Managing Nasal, Oral, and Chest Secretions

  • Rule: if it’s too wet, dry it; if it’s too dry, wet it!
  • If secretions are thick (dry): humidify, anti-histamines are ok (do NOT use decongestants, or medicines that include a “D” in the title (example: Claritin-D); use “little sucker” or cough assist to help clear (take breath in with cough assist through the mouth – breath out through the nose)
  • Oral hygiene is very important to prevent bacteria in the mouth that can cause chest infections; chest infections can effect heart valves and devices; consider using: sage kits, chlorhexadin toothpaste, floss (air floss); consider “disability dentist” especially if wisdom teeth are an issue
  • Chest secretions may be helped by:
    • Improved seating/posture (improved cough)
    • Scoliosis repair (Improved respiration and cough)
    • Abdominal binders (may help with cough)
    • Constipation management (constipation can distend the belly, making it hard to breathe an/or cough)
    • Reflux management (makes breathing harder)
    • Preventing “aerophagia” (swallowing air)

Managing Scoliosis

  • Scoliosis should be managed irrespective of skeletal maturation
  • Spine films:
    • Measure the “Cobb angle” – amount of curve in the spine
    • Yearly if curve is <15-20 degrees
    • Every 6 month if curve is >20 degrees
  • Consider surgery if:
    • Progression continues
    • Evidence of vertebral fractures
    • Pain
  • “30-30 Rule”

※

What the task asks. Extend the guidance on managing secretions and scoliosis, picking up after its last line, the "30-30 Rule" item. The records have nothing to do with the guidance on secretions and scoliosis.

※

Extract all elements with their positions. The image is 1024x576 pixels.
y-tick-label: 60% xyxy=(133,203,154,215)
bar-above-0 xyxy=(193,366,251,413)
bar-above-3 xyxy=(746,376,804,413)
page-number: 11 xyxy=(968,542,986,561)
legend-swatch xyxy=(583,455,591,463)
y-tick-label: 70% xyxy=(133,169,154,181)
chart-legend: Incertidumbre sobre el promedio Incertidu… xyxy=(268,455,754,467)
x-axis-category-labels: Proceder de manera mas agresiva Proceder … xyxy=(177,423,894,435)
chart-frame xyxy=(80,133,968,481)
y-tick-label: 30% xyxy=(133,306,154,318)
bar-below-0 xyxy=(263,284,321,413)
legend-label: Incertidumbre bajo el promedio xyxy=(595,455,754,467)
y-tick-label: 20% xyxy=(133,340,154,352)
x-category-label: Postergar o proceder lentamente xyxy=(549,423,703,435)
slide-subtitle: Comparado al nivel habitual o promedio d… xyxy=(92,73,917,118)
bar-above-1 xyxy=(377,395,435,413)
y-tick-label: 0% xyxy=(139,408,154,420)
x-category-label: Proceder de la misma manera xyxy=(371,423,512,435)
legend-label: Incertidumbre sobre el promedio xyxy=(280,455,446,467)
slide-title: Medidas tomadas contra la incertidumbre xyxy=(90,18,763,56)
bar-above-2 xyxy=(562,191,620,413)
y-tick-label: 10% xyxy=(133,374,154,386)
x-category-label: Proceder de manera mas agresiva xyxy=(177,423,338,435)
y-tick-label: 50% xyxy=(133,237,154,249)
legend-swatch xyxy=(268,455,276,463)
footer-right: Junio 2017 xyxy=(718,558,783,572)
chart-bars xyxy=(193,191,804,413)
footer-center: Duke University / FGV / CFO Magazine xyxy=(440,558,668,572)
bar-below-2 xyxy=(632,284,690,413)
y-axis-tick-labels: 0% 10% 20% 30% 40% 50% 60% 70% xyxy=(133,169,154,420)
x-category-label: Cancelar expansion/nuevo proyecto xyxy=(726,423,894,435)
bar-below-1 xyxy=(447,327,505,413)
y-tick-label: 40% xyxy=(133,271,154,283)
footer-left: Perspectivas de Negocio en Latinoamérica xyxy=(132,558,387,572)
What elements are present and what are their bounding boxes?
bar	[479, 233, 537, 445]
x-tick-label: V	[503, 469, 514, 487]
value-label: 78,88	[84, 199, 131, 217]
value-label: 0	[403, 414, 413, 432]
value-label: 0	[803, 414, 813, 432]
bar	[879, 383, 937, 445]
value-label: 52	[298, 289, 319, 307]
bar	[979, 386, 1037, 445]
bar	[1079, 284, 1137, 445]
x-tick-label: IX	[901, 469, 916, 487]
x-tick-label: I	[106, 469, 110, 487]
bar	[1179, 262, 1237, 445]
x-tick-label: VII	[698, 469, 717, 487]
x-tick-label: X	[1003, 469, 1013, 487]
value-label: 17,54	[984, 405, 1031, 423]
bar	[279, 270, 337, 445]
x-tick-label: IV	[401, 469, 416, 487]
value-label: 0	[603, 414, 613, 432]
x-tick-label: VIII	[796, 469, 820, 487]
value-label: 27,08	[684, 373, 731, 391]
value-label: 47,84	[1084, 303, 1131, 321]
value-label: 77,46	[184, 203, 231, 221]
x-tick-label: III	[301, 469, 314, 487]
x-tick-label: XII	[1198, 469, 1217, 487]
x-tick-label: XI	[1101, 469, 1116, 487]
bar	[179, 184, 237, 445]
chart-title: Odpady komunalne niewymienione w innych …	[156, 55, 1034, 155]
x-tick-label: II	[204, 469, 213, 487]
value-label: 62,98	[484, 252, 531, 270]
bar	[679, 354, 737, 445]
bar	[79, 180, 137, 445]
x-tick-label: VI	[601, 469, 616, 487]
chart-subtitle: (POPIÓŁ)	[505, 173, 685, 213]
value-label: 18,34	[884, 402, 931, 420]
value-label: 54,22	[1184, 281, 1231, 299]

※

Result.
    • If the Cobb angle is >30 degrees and the FVC is >30% of normal, then repair the scoliosis
    • New data: use of NIV and airway clearance has made scoliosis repair possible with FVC’s down to 20%
    • Reason to repair scoliosis: longer life
  • Steroids:
    • Prolong ambulation
    • Greatly reduced the need for scoliosis repair

Transitioning to Adult Care

  • Things to consider:
    • When should planning start?
    • What are your goals?
    • Who should be on your medical team?
    • Who should be on your transition team?
    • What are your vocational choices?
    • What are your living options?
  • HEEAAADDDDSS Survey
    • Home environment: living independently and managing airway clearance/NIV
    • Education: university vs Vocational Rehab
    • Exercise: direct ROM from personal assistant
    • Activities: outside the home, getting out of the house
    • Affect: address fears of dependence, anxiety, depression
    • Ambitions: start to talk about goals for the future as young as possible
    • Dental care: oral care to reduce risk of pneumonia, wisdom teeth
    • Diet: weight, calcium/vitamin D, fluids
    • Drugs, cigarettes, alcohol: peer pressure, taking responsibility for your medicines
    • Sexuality: role models (the Empowered Fe Fes, Pathfinders)
    • Sleep: differences between adolescent/young adult sleep patterns and adult/older adult sleep patterns; conflicts with care providers and parents
  • Learn to advocate for yourself
    • Deal with your DME company: you must call them (they will not call you!)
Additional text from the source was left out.